Required work: All of the entries need to be written out again, exactly as they are.

>> start

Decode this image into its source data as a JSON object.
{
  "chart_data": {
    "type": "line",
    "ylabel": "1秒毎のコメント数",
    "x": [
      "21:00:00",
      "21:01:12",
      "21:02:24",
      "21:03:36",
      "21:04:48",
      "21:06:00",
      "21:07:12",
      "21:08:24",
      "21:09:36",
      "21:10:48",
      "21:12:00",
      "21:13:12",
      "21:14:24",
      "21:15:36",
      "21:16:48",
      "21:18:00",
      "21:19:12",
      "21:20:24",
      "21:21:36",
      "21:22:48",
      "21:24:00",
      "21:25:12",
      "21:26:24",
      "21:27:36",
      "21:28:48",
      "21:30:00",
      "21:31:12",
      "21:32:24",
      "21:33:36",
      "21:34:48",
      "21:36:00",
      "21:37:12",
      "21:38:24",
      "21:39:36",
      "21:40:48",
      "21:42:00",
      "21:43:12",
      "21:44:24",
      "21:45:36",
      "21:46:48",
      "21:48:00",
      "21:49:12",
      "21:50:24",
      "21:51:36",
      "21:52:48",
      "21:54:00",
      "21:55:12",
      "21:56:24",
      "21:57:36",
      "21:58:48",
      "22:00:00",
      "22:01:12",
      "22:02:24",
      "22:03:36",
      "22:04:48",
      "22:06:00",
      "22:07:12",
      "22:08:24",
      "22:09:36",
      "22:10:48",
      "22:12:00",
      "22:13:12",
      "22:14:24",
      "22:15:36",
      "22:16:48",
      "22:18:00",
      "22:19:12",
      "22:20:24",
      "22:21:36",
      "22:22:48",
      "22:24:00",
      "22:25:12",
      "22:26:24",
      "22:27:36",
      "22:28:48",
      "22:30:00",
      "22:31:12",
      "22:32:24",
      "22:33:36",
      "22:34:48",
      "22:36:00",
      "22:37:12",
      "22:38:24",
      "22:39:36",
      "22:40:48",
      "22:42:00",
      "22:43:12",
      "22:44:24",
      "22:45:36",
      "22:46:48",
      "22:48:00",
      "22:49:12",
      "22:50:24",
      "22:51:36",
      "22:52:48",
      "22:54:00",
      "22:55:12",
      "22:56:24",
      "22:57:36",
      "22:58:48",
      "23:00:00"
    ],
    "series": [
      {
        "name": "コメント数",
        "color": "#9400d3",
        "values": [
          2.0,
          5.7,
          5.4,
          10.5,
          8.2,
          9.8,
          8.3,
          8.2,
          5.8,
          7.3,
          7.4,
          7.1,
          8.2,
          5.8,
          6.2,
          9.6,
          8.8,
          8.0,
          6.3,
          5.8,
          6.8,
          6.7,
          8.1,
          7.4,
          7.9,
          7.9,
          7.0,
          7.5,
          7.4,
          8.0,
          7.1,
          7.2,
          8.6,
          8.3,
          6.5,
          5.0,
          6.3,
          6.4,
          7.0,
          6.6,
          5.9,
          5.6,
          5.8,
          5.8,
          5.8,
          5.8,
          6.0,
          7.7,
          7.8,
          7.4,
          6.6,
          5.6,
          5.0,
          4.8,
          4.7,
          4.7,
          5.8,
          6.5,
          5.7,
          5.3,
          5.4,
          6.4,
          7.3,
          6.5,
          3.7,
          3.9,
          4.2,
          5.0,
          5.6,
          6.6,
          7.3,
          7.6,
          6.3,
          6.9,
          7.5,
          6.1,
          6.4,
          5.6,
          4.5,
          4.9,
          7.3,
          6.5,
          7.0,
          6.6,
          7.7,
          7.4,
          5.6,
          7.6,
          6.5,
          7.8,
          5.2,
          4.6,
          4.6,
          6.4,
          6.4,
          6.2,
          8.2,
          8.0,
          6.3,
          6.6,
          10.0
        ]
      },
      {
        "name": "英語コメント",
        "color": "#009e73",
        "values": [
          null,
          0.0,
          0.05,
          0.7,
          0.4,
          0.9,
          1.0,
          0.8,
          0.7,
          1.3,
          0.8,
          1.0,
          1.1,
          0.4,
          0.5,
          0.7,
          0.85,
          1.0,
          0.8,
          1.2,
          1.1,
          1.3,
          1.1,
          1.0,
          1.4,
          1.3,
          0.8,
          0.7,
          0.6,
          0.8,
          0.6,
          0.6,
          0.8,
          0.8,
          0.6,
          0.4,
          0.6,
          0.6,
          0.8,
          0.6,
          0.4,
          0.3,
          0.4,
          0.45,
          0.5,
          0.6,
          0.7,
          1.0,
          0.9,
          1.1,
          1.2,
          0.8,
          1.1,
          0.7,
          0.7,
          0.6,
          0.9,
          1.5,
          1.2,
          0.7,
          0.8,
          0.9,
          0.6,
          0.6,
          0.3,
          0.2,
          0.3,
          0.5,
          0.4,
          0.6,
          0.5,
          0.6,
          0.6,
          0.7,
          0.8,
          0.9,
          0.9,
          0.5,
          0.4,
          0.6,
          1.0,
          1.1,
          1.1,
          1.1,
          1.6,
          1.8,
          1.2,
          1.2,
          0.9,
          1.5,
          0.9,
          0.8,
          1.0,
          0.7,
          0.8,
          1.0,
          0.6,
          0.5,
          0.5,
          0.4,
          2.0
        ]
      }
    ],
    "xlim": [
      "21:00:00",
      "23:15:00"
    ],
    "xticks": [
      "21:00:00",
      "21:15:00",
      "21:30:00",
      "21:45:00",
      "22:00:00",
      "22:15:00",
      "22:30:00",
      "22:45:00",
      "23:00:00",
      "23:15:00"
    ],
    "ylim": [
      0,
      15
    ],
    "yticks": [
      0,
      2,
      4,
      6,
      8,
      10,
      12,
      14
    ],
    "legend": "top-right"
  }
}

>> end

Worked answer:
Decode this image into its source data as a JSON object.
{
  "chart_data": {
    "type": "line",
    "ylabel": "1秒毎のコメント数",
    "x": [
      "21:00:00",
      "21:01:12",
      "21:02:24",
      "21:03:36",
      "21:04:48",
      "21:06:00",
      "21:07:12",
      "21:08:24",
      "21:09:36",
      "21:10:48",
      "21:12:00",
      "21:13:12",
      "21:14:24",
      "21:15:36",
      "21:16:48",
      "21:18:00",
      "21:19:12",
      "21:20:24",
      "21:21:36",
      "21:22:48",
      "21:24:00",
      "21:25:12",
      "21:26:24",
      "21:27:36",
      "21:28:48",
      "21:30:00",
      "21:31:12",
      "21:32:24",
      "21:33:36",
      "21:34:48",
      "21:36:00",
      "21:37:12",
      "21:38:24",
      "21:39:36",
      "21:40:48",
      "21:42:00",
      "21:43:12",
      "21:44:24",
      "21:45:36",
      "21:46:48",
      "21:48:00",
      "21:49:12",
      "21:50:24",
      "21:51:36",
      "21:52:48",
      "21:54:00",
      "21:55:12",
      "21:56:24",
      "21:57:36",
      "21:58:48",
      "22:00:00",
      "22:01:12",
      "22:02:24",
      "22:03:36",
      "22:04:48",
      "22:06:00",
      "22:07:12",
      "22:08:24",
      "22:09:36",
      "22:10:48",
      "22:12:00",
      "22:13:12",
      "22:14:24",
      "22:15:36",
      "22:16:48",
      "22:18:00",
      "22:19:12",
      "22:20:24",
      "22:21:36",
      "22:22:48",
      "22:24:00",
      "22:25:12",
      "22:26:24",
      "22:27:36",
      "22:28:48",
      "22:30:00",
      "22:31:12",
      "22:32:24",
      "22:33:36",
      "22:34:48",
      "22:36:00",
      "22:37:12",
      "22:38:24",
      "22:39:36",
      "22:40:48",
      "22:42:00",
      "22:43:12",
      "22:44:24",
      "22:45:36",
      "22:46:48",
      "22:48:00",
      "22:49:12",
      "22:50:24",
      "22:51:36",
      "22:52:48",
      "22:54:00",
      "22:55:12",
      "22:56:24",
      "22:57:36",
      "22:58:48",
      "23:00:00"
    ],
    "series": [
      {
        "name": "コメント数",
        "color": "#9400d3",
        "values": [
          2.0,
          5.7,
          5.4,
          10.5,
          8.2,
          9.8,
          8.3,
          8.2,
          5.8,
          7.3,
          7.4,
          7.1,
          8.2,
          5.8,
          6.2,
          9.6,
          8.8,
          8.0,
          6.3,
          5.8,
          6.8,
          6.7,
          8.1,
          7.4,
          7.9,
          7.9,
          7.0,
          7.5,
          7.4,
          8.0,
          7.1,
          7.2,
          8.6,
          8.3,
          6.5,
          5.0,
          6.3,
          6.4,
          7.0,
          6.6,
          5.9,
          5.6,
          5.8,
          5.8,
          5.8,
          5.8,
          6.0,
          7.7,
          7.8,
          7.4,
          6.6,
          5.6,
          5.0,
          4.8,
          4.7,
          4.7,
          5.8,
          6.5,
          5.7,
          5.3,
          5.4,
          6.4,
          7.3,
          6.5,
          3.7,
          3.9,
          4.2,
          5.0,
          5.6,
          6.6,
          7.3,
          7.6,
          6.3,
          6.9,
          7.5,
          6.1,
          6.4,
          5.6,
          4.5,
          4.9,
          7.3,
          6.5,
          7.0,
          6.6,
          7.7,
          7.4,
          5.6,
          7.6,
          6.5,
          7.8,
          5.2,
          4.6,
          4.6,
          6.4,
          6.4,
          6.2,
          8.2,
          8.0,
          6.3,
          6.6,
          10.0
        ]
      },
      {
        "name": "英語コメント",
        "color": "#009e73",
        "values": [
          null,
          0.0,
          0.05,
          0.7,
          0.4,
          0.9,
          1.0,
          0.8,
          0.7,
          1.3,
          0.8,
          1.0,
          1.1,
          0.4,
          0.5,
          0.7,
          0.85,
          1.0,
          0.8,
          1.2,
          1.1,
          1.3,
          1.1,
          1.0,
          1.4,
          1.3,
          0.8,
          0.7,
          0.6,
          0.8,
          0.6,
          0.6,
          0.8,
          0.8,
          0.6,
          0.4,
          0.6,
          0.6,
          0.8,
          0.6,
          0.4,
          0.3,
          0.4,
          0.45,
          0.5,
          0.6,
          0.7,
          1.0,
          0.9,
          1.1,
          1.2,
          0.8,
          1.1,
          0.7,
          0.7,
          0.6,
          0.9,
          1.5,
          1.2,
          0.7,
          0.8,
          0.9,
          0.6,
          0.6,
          0.3,
          0.2,
          0.3,
          0.5,
          0.4,
          0.6,
          0.5,
          0.6,
          0.6,
          0.7,
          0.8,
          0.9,
          0.9,
          0.5,
          0.4,
          0.6,
          1.0,
          1.1,
          1.1,
          1.1,
          1.6,
          1.8,
          1.2,
          1.2,
          0.9,
          1.5,
          0.9,
          0.8,
          1.0,
          0.7,
          0.8,
          1.0,
          0.6,
          0.5,
          0.5,
          0.4,
          2.0
        ]
      }
    ],
    "xlim": [
      "21:00:00",
      "23:15:00"
    ],
    "xticks": [
      "21:00:00",
      "21:15:00",
      "21:30:00",
      "21:45:00",
      "22:00:00",
      "22:15:00",
      "22:30:00",
      "22:45:00",
      "23:00:00",
      "23:15:00"
    ],
    "ylim": [
      0,
      15
    ],
    "yticks": [
      0,
      2,
      4,
      6,
      8,
      10,
      12,
      14
    ],
    "legend": "top-right"
  }
}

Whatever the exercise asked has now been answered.